## STATED GOAL
Exclude any images and output the remaining records exactly.

(Collected data entries)
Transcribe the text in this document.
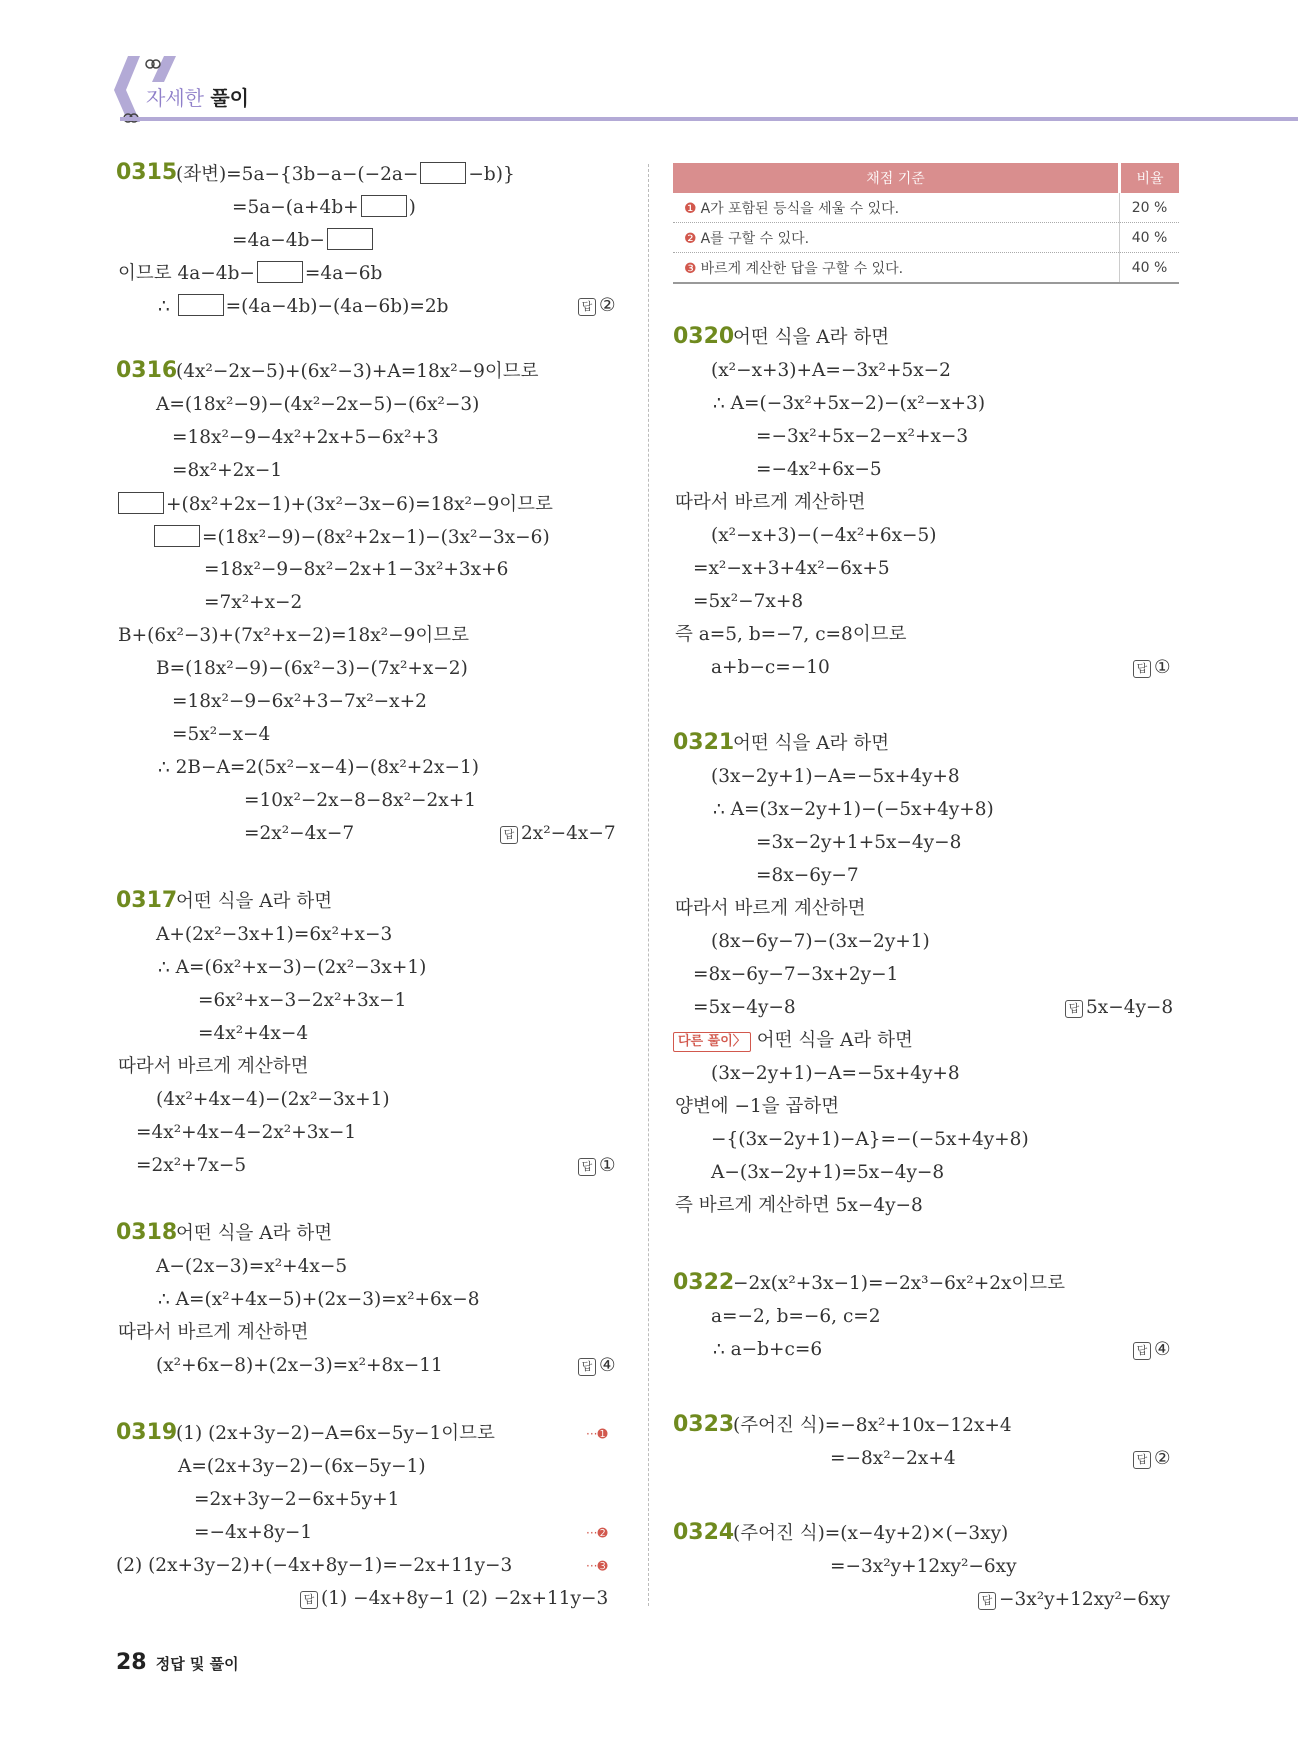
자세한 풀이
0315
(좌변)=5a−{3b−a−(−2a−	−b)}
=5a−(a+4b+	)
=4a−4b−
이므로 4a−4b−	=4a−6b
∴	=(4a−4b)−(4a−6b)=2b	답 ②
0316
(4x²−2x−5)+(6x²−3)+A=18x²−9이므로
A=(18x²−9)−(4x²−2x−5)−(6x²−3)
=18x²−9−4x²+2x+5−6x²+3
=8x²+2x−1
+(8x²+2x−1)+(3x²−3x−6)=18x²−9이므로
=(18x²−9)−(8x²+2x−1)−(3x²−3x−6)
=18x²−9−8x²−2x+1−3x²+3x+6
=7x²+x−2
B+(6x²−3)+(7x²+x−2)=18x²−9이므로
B=(18x²−9)−(6x²−3)−(7x²+x−2)
=18x²−9−6x²+3−7x²−x+2
=5x²−x−4
∴ 2B−A=2(5x²−x−4)−(8x²+2x−1)
=10x²−2x−8−8x²−2x+1
=2x²−4x−7	답 2x²−4x−7
0317
어떤 식을 A라 하면
A+(2x²−3x+1)=6x²+x−3
∴ A=(6x²+x−3)−(2x²−3x+1)
=6x²+x−3−2x²+3x−1
=4x²+4x−4
따라서 바르게 계산하면
(4x²+4x−4)−(2x²−3x+1)
=4x²+4x−4−2x²+3x−1
=2x²+7x−5	답 ①
0318
어떤 식을 A라 하면
A−(2x−3)=x²+4x−5
∴ A=(x²+4x−5)+(2x−3)=x²+6x−8
따라서 바르게 계산하면
(x²+6x−8)+(2x−3)=x²+8x−11	답 ④
0319
(1) (2x+3y−2)−A=6x−5y−1이므로	···➊
A=(2x+3y−2)−(6x−5y−1)
=2x+3y−2−6x+5y+1
=−4x+8y−1	···➋
(2) (2x+3y−2)+(−4x+8y−1)=−2x+11y−3	···➌
답 (1) −4x+8y−1 (2) −2x+11y−3
채점 기준	비율
❶ A가 포함된 등식을 세울 수 있다.	20 %
❷ A를 구할 수 있다.	40 %
❸ 바르게 계산한 답을 구할 수 있다.	40 %
0320
어떤 식을 A라 하면
(x²−x+3)+A=−3x²+5x−2
∴ A=(−3x²+5x−2)−(x²−x+3)
=−3x²+5x−2−x²+x−3
=−4x²+6x−5
따라서 바르게 계산하면
(x²−x+3)−(−4x²+6x−5)
=x²−x+3+4x²−6x+5
=5x²−7x+8
즉 a=5, b=−7, c=8이므로
a+b−c=−10	답 ①
0321
어떤 식을 A라 하면
(3x−2y+1)−A=−5x+4y+8
∴ A=(3x−2y+1)−(−5x+4y+8)
=3x−2y+1+5x−4y−8
=8x−6y−7
따라서 바르게 계산하면
(8x−6y−7)−(3x−2y+1)
=8x−6y−7−3x+2y−1
=5x−4y−8	답 5x−4y−8
다른 풀이〉 어떤 식을 A라 하면
(3x−2y+1)−A=−5x+4y+8
양변에 −1을 곱하면
−{(3x−2y+1)−A}=−(−5x+4y+8)
A−(3x−2y+1)=5x−4y−8
즉 바르게 계산하면 5x−4y−8
0322
−2x(x²+3x−1)=−2x³−6x²+2x이므로
a=−2, b=−6, c=2
∴ a−b+c=6	답 ④
0323
(주어진 식)=−8x²+10x−12x+4
=−8x²−2x+4	답 ②
0324
(주어진 식)=(x−4y+2)×(−3xy)
=−3x²y+12xy²−6xy
답 −3x²y+12xy²−6xy
28 정답 및 풀이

## SOLVED PROBLEM
Transcribe the text in this document.
자세한 풀이
0315
(좌변)=5a−{3b−a−(−2a−	−b)}
=5a−(a+4b+	)
=4a−4b−
이므로 4a−4b−	=4a−6b
∴	=(4a−4b)−(4a−6b)=2b	답 ②
0316
(4x²−2x−5)+(6x²−3)+A=18x²−9이므로
A=(18x²−9)−(4x²−2x−5)−(6x²−3)
=18x²−9−4x²+2x+5−6x²+3
=8x²+2x−1
+(8x²+2x−1)+(3x²−3x−6)=18x²−9이므로
=(18x²−9)−(8x²+2x−1)−(3x²−3x−6)
=18x²−9−8x²−2x+1−3x²+3x+6
=7x²+x−2
B+(6x²−3)+(7x²+x−2)=18x²−9이므로
B=(18x²−9)−(6x²−3)−(7x²+x−2)
=18x²−9−6x²+3−7x²−x+2
=5x²−x−4
∴ 2B−A=2(5x²−x−4)−(8x²+2x−1)
=10x²−2x−8−8x²−2x+1
=2x²−4x−7	답 2x²−4x−7
0317
어떤 식을 A라 하면
A+(2x²−3x+1)=6x²+x−3
∴ A=(6x²+x−3)−(2x²−3x+1)
=6x²+x−3−2x²+3x−1
=4x²+4x−4
따라서 바르게 계산하면
(4x²+4x−4)−(2x²−3x+1)
=4x²+4x−4−2x²+3x−1
=2x²+7x−5	답 ①
0318
어떤 식을 A라 하면
A−(2x−3)=x²+4x−5
∴ A=(x²+4x−5)+(2x−3)=x²+6x−8
따라서 바르게 계산하면
(x²+6x−8)+(2x−3)=x²+8x−11	답 ④
0319
(1) (2x+3y−2)−A=6x−5y−1이므로	···➊
A=(2x+3y−2)−(6x−5y−1)
=2x+3y−2−6x+5y+1
=−4x+8y−1	···➋
(2) (2x+3y−2)+(−4x+8y−1)=−2x+11y−3	···➌
답 (1) −4x+8y−1 (2) −2x+11y−3
채점 기준	비율
❶ A가 포함된 등식을 세울 수 있다.	20 %
❷ A를 구할 수 있다.	40 %
❸ 바르게 계산한 답을 구할 수 있다.	40 %
0320
어떤 식을 A라 하면
(x²−x+3)+A=−3x²+5x−2
∴ A=(−3x²+5x−2)−(x²−x+3)
=−3x²+5x−2−x²+x−3
=−4x²+6x−5
따라서 바르게 계산하면
(x²−x+3)−(−4x²+6x−5)
=x²−x+3+4x²−6x+5
=5x²−7x+8
즉 a=5, b=−7, c=8이므로
a+b−c=−10	답 ①
0321
어떤 식을 A라 하면
(3x−2y+1)−A=−5x+4y+8
∴ A=(3x−2y+1)−(−5x+4y+8)
=3x−2y+1+5x−4y−8
=8x−6y−7
따라서 바르게 계산하면
(8x−6y−7)−(3x−2y+1)
=8x−6y−7−3x+2y−1
=5x−4y−8	답 5x−4y−8
다른 풀이〉 어떤 식을 A라 하면
(3x−2y+1)−A=−5x+4y+8
양변에 −1을 곱하면
−{(3x−2y+1)−A}=−(−5x+4y+8)
A−(3x−2y+1)=5x−4y−8
즉 바르게 계산하면 5x−4y−8
0322
−2x(x²+3x−1)=−2x³−6x²+2x이므로
a=−2, b=−6, c=2
∴ a−b+c=6	답 ④
0323
(주어진 식)=−8x²+10x−12x+4
=−8x²−2x+4	답 ②
0324
(주어진 식)=(x−4y+2)×(−3xy)
=−3x²y+12xy²−6xy
답 −3x²y+12xy²−6xy
28 정답 및 풀이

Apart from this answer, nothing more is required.